## Work to be completed
Whenever a line contains the string "this", copy it out of the entries.

## Records provided
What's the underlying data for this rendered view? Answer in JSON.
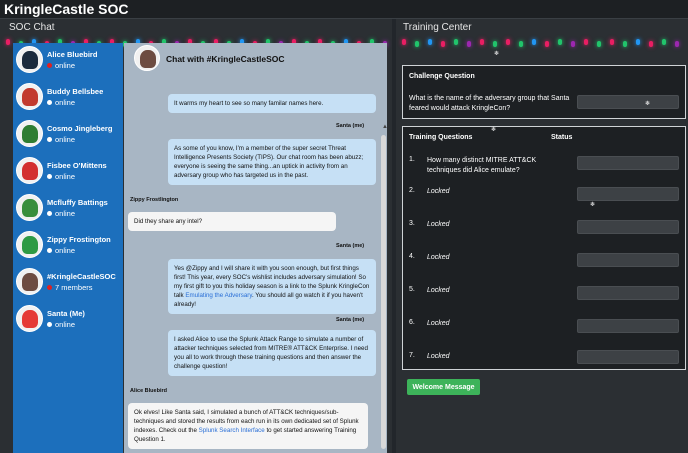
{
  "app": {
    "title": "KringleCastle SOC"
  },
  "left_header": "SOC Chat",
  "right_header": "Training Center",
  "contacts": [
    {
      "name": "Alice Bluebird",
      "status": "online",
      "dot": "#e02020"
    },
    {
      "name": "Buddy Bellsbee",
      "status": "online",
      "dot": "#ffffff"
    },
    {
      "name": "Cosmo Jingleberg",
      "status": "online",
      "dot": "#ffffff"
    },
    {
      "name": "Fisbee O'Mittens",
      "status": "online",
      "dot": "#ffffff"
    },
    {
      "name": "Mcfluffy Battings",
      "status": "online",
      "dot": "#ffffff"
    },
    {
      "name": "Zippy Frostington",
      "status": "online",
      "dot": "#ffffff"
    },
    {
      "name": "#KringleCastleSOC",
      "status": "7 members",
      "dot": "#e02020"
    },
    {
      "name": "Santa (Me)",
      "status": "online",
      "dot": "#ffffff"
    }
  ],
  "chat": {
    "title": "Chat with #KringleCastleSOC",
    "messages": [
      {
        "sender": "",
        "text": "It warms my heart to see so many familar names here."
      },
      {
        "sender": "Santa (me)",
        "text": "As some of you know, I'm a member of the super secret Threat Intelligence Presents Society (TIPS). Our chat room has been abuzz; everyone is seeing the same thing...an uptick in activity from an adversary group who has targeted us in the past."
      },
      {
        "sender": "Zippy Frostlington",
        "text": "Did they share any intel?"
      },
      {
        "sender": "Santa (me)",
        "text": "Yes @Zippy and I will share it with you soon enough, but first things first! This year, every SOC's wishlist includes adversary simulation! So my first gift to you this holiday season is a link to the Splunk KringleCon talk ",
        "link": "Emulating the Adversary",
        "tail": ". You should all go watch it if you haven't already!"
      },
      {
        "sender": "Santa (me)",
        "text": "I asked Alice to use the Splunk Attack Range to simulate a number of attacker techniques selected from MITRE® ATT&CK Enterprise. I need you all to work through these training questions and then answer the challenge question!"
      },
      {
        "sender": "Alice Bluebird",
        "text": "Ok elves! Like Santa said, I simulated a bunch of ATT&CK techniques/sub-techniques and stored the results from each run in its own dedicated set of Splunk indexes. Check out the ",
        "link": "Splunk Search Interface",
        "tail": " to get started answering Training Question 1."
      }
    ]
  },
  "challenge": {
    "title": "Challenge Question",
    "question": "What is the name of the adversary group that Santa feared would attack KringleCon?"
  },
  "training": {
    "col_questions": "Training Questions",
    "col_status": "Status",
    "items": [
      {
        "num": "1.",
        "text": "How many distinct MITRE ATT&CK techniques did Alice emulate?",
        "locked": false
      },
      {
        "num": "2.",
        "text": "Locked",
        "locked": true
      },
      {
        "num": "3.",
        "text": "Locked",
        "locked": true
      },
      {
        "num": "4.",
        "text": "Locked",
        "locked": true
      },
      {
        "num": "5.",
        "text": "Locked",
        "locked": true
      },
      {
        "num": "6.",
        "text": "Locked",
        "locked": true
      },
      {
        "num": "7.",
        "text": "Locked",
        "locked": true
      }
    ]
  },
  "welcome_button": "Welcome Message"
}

* * *

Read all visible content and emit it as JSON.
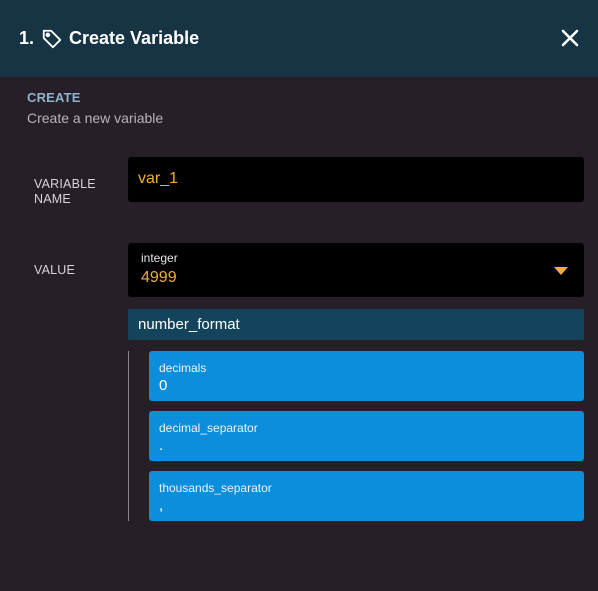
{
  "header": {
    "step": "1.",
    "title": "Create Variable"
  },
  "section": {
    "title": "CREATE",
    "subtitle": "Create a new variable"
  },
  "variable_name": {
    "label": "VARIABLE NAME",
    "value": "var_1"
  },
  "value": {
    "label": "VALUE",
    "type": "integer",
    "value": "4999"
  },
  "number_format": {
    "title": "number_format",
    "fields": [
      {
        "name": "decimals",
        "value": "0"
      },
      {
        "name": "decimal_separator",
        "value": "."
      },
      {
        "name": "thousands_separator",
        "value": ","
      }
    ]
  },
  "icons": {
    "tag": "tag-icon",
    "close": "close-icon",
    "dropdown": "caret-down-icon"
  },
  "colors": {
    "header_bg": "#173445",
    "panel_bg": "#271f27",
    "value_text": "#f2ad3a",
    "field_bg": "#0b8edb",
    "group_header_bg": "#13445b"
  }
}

## The solution
What's the underlying data for this rendered view? Answer in JSON.
        "text": "Yes @Zippy and I will share it with you soon enough, but first things first! This year, every SOC's wishlist includes adversary simulation! So my first gift to you this holiday season is a link to the Splunk KringleCon talk ",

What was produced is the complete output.